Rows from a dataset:
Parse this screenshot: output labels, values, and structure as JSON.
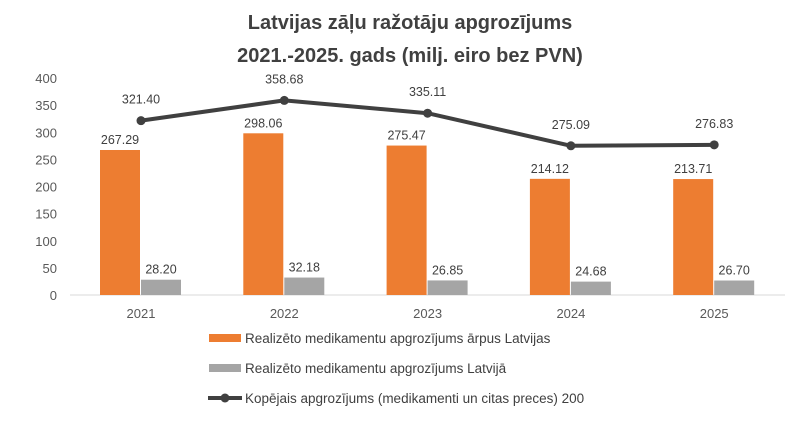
{
  "chart_data": {
    "type": "bar",
    "title_line1": "Latvijas zāļu ražotāju apgrozījums",
    "title_line2": "2021.-2025. gads (milj. eiro bez PVN)",
    "categories": [
      "2021",
      "2022",
      "2023",
      "2024",
      "2025"
    ],
    "ylim": [
      0,
      400
    ],
    "yticks": [
      "0",
      "50",
      "100",
      "150",
      "200",
      "250",
      "300",
      "350",
      "400"
    ],
    "grid": false,
    "legend_position": "bottom",
    "series": [
      {
        "name": "Realizēto medikamentu apgrozījums ārpus Latvijas",
        "type": "bar",
        "color": "#ED7D31",
        "values": [
          267.29,
          298.06,
          275.47,
          214.12,
          213.71
        ],
        "labels": [
          "267.29",
          "298.06",
          "275.47",
          "214.12",
          "213.71"
        ]
      },
      {
        "name": "Realizēto medikamentu apgrozījums Latvijā",
        "type": "bar",
        "color": "#A5A5A5",
        "values": [
          28.2,
          32.18,
          26.85,
          24.68,
          26.7
        ],
        "labels": [
          "28.20",
          "32.18",
          "26.85",
          "24.68",
          "26.70"
        ]
      },
      {
        "name": "Kopējais apgrozījums (medikamenti un citas preces) 200",
        "type": "line",
        "color": "#404040",
        "values": [
          321.4,
          358.68,
          335.11,
          275.09,
          276.83
        ],
        "labels": [
          "321.40",
          "358.68",
          "335.11",
          "275.09",
          "276.83"
        ]
      }
    ]
  }
}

DESCRIPTION OF THE TASK:
Repeat the listing verbatim. Skip the pictures.

PROBLEM SOLUTION:
Parse this screenshot: output labels, values, and structure as JSON.
{
  "chart_data": {
    "type": "bar",
    "title_line1": "Latvijas zāļu ražotāju apgrozījums",
    "title_line2": "2021.-2025. gads (milj. eiro bez PVN)",
    "categories": [
      "2021",
      "2022",
      "2023",
      "2024",
      "2025"
    ],
    "ylim": [
      0,
      400
    ],
    "yticks": [
      "0",
      "50",
      "100",
      "150",
      "200",
      "250",
      "300",
      "350",
      "400"
    ],
    "grid": false,
    "legend_position": "bottom",
    "series": [
      {
        "name": "Realizēto medikamentu apgrozījums ārpus Latvijas",
        "type": "bar",
        "color": "#ED7D31",
        "values": [
          267.29,
          298.06,
          275.47,
          214.12,
          213.71
        ],
        "labels": [
          "267.29",
          "298.06",
          "275.47",
          "214.12",
          "213.71"
        ]
      },
      {
        "name": "Realizēto medikamentu apgrozījums Latvijā",
        "type": "bar",
        "color": "#A5A5A5",
        "values": [
          28.2,
          32.18,
          26.85,
          24.68,
          26.7
        ],
        "labels": [
          "28.20",
          "32.18",
          "26.85",
          "24.68",
          "26.70"
        ]
      },
      {
        "name": "Kopējais apgrozījums (medikamenti un citas preces) 200",
        "type": "line",
        "color": "#404040",
        "values": [
          321.4,
          358.68,
          335.11,
          275.09,
          276.83
        ],
        "labels": [
          "321.40",
          "358.68",
          "335.11",
          "275.09",
          "276.83"
        ]
      }
    ]
  }
}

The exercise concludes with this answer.